Supplied data.
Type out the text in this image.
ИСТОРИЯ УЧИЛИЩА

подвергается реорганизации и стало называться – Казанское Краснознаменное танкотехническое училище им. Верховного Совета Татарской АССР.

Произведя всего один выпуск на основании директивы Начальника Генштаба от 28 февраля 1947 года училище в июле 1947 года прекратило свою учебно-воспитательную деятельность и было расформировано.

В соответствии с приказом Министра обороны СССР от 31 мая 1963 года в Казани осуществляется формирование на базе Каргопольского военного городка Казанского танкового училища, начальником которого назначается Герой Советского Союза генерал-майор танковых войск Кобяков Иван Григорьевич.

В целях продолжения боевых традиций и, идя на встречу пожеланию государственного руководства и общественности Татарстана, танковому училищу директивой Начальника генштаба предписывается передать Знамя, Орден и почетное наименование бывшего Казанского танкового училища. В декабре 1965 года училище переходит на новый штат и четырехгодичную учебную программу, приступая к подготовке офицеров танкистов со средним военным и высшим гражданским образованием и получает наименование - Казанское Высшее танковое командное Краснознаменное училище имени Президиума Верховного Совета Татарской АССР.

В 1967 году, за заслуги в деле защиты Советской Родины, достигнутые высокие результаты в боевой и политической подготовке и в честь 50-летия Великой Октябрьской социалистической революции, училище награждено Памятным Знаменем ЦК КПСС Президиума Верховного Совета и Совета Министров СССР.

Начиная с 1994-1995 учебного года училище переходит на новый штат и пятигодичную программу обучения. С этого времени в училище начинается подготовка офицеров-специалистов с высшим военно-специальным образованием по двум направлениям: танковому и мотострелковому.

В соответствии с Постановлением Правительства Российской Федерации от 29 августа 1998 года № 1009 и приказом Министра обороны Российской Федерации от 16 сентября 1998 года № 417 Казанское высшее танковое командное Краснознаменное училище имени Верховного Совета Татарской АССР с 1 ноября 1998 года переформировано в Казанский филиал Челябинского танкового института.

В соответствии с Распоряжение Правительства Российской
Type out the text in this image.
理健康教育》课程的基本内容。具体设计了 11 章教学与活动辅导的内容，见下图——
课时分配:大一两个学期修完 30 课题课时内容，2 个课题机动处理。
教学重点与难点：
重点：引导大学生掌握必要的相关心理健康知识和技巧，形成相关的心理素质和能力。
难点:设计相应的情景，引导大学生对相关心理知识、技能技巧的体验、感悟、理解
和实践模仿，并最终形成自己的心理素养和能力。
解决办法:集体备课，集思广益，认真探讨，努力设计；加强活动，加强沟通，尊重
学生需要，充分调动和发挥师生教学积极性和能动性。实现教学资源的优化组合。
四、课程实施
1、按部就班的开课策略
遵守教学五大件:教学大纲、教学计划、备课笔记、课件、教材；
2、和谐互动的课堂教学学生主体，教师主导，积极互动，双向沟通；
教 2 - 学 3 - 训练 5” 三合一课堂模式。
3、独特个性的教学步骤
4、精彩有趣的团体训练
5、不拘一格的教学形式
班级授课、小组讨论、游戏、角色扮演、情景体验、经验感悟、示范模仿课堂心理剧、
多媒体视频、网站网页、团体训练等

What you should do. Retype every entry word for word.

Exercise answer.
Type out the text in this image.
ИСТОРИЯ УЧИЛИЩА

подвергается реорганизации и стало называться – Казанское Краснознаменное танкотехническое училище им. Верховного Совета Татарской АССР.

Произведя всего один выпуск на основании директивы Начальника Генштаба от 28 февраля 1947 года училище в июле 1947 года прекратило свою учебно-воспитательную деятельность и было расформировано.

В соответствии с приказом Министра обороны СССР от 31 мая 1963 года в Казани осуществляется формирование на базе Каргопольского военного городка Казанского танкового училища, начальником которого назначается Герой Советского Союза генерал-майор танковых войск Кобяков Иван Григорьевич.

В целях продолжения боевых традиций и, идя на встречу пожеланию государственного руководства и общественности Татарстана, танковому училищу директивой Начальника генштаба предписывается передать Знамя, Орден и почетное наименование бывшего Казанского танкового училища. В декабре 1965 года училище переходит на новый штат и четырехгодичную учебную программу, приступая к подготовке офицеров танкистов со средним военным и высшим гражданским образованием и получает наименование - Казанское Высшее танковое командное Краснознаменное училище имени Президиума Верховного Совета Татарской АССР.

В 1967 году, за заслуги в деле защиты Советской Родины, достигнутые высокие результаты в боевой и политической подготовке и в честь 50-летия Великой Октябрьской социалистической революции, училище награждено Памятным Знаменем ЦК КПСС Президиума Верховного Совета и Совета Министров СССР.

Начиная с 1994-1995 учебного года училище переходит на новый штат и пятигодичную программу обучения. С этого времени в училище начинается подготовка офицеров-специалистов с высшим военно-специальным образованием по двум направлениям: танковому и мотострелковому.

В соответствии с Постановлением Правительства Российской Федерации от 29 августа 1998 года № 1009 и приказом Министра обороны Российской Федерации от 16 сентября 1998 года № 417 Казанское высшее танковое командное Краснознаменное училище имени Верховного Совета Татарской АССР с 1 ноября 1998 года переформировано в Казанский филиал Челябинского танкового института.

В соответствии с Распоряжение Правительства Российской
Type out the text in this image.
理健康教育》课程的基本内容。具体设计了 11 章教学与活动辅导的内容，见下图——
课时分配:大一两个学期修完 30 课题课时内容，2 个课题机动处理。
教学重点与难点：
重点：引导大学生掌握必要的相关心理健康知识和技巧，形成相关的心理素质和能力。
难点:设计相应的情景，引导大学生对相关心理知识、技能技巧的体验、感悟、理解
和实践模仿，并最终形成自己的心理素养和能力。
解决办法:集体备课，集思广益，认真探讨，努力设计；加强活动，加强沟通，尊重
学生需要，充分调动和发挥师生教学积极性和能动性。实现教学资源的优化组合。
四、课程实施
1、按部就班的开课策略
遵守教学五大件:教学大纲、教学计划、备课笔记、课件、教材；
2、和谐互动的课堂教学学生主体，教师主导，积极互动，双向沟通；
教 2 - 学 3 - 训练 5” 三合一课堂模式。
3、独特个性的教学步骤
4、精彩有趣的团体训练
5、不拘一格的教学形式
班级授课、小组讨论、游戏、角色扮演、情景体验、经验感悟、示范模仿课堂心理剧、
多媒体视频、网站网页、团体训练等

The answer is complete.